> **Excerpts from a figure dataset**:
↓
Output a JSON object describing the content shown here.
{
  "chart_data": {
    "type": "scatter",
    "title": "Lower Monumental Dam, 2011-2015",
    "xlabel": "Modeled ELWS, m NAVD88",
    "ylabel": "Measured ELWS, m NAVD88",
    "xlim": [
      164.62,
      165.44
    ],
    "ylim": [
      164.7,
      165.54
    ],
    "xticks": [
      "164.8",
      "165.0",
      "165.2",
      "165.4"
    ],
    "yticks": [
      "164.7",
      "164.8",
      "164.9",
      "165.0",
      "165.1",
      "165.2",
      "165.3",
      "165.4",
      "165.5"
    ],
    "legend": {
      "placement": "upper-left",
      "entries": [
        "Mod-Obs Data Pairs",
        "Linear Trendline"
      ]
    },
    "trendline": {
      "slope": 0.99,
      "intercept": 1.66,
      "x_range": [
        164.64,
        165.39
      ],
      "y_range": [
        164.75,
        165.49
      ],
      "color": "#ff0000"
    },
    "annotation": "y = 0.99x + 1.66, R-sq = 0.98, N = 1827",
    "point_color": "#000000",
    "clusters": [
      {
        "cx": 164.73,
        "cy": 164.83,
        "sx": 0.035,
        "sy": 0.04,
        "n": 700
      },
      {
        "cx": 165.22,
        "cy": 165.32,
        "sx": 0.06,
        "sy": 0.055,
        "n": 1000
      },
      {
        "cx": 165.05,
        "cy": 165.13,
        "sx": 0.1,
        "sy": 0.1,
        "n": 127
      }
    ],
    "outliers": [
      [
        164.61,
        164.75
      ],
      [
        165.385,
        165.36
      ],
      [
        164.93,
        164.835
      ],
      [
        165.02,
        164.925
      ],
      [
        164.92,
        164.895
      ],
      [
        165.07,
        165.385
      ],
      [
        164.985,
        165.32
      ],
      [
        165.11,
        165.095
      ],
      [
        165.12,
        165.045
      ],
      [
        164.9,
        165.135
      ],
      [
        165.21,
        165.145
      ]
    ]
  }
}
↑
> **What you are asked to do**:
Faithfully transcribe the whole of the data.

> **Result below**:
Output a JSON object describing the content shown here.
{
  "chart_data": {
    "type": "scatter",
    "title": "Lower Monumental Dam, 2011-2015",
    "xlabel": "Modeled ELWS, m NAVD88",
    "ylabel": "Measured ELWS, m NAVD88",
    "xlim": [
      164.62,
      165.44
    ],
    "ylim": [
      164.7,
      165.54
    ],
    "xticks": [
      "164.8",
      "165.0",
      "165.2",
      "165.4"
    ],
    "yticks": [
      "164.7",
      "164.8",
      "164.9",
      "165.0",
      "165.1",
      "165.2",
      "165.3",
      "165.4",
      "165.5"
    ],
    "legend": {
      "placement": "upper-left",
      "entries": [
        "Mod-Obs Data Pairs",
        "Linear Trendline"
      ]
    },
    "trendline": {
      "slope": 0.99,
      "intercept": 1.66,
      "x_range": [
        164.64,
        165.39
      ],
      "y_range": [
        164.75,
        165.49
      ],
      "color": "#ff0000"
    },
    "annotation": "y = 0.99x + 1.66, R-sq = 0.98, N = 1827",
    "point_color": "#000000",
    "clusters": [
      {
        "cx": 164.73,
        "cy": 164.83,
        "sx": 0.035,
        "sy": 0.04,
        "n": 700
      },
      {
        "cx": 165.22,
        "cy": 165.32,
        "sx": 0.06,
        "sy": 0.055,
        "n": 1000
      },
      {
        "cx": 165.05,
        "cy": 165.13,
        "sx": 0.1,
        "sy": 0.1,
        "n": 127
      }
    ],
    "outliers": [
      [
        164.61,
        164.75
      ],
      [
        165.385,
        165.36
      ],
      [
        164.93,
        164.835
      ],
      [
        165.02,
        164.925
      ],
      [
        164.92,
        164.895
      ],
      [
        165.07,
        165.385
      ],
      [
        164.985,
        165.32
      ],
      [
        165.11,
        165.095
      ],
      [
        165.12,
        165.045
      ],
      [
        164.9,
        165.135
      ],
      [
        165.21,
        165.145
      ]
    ]
  }
}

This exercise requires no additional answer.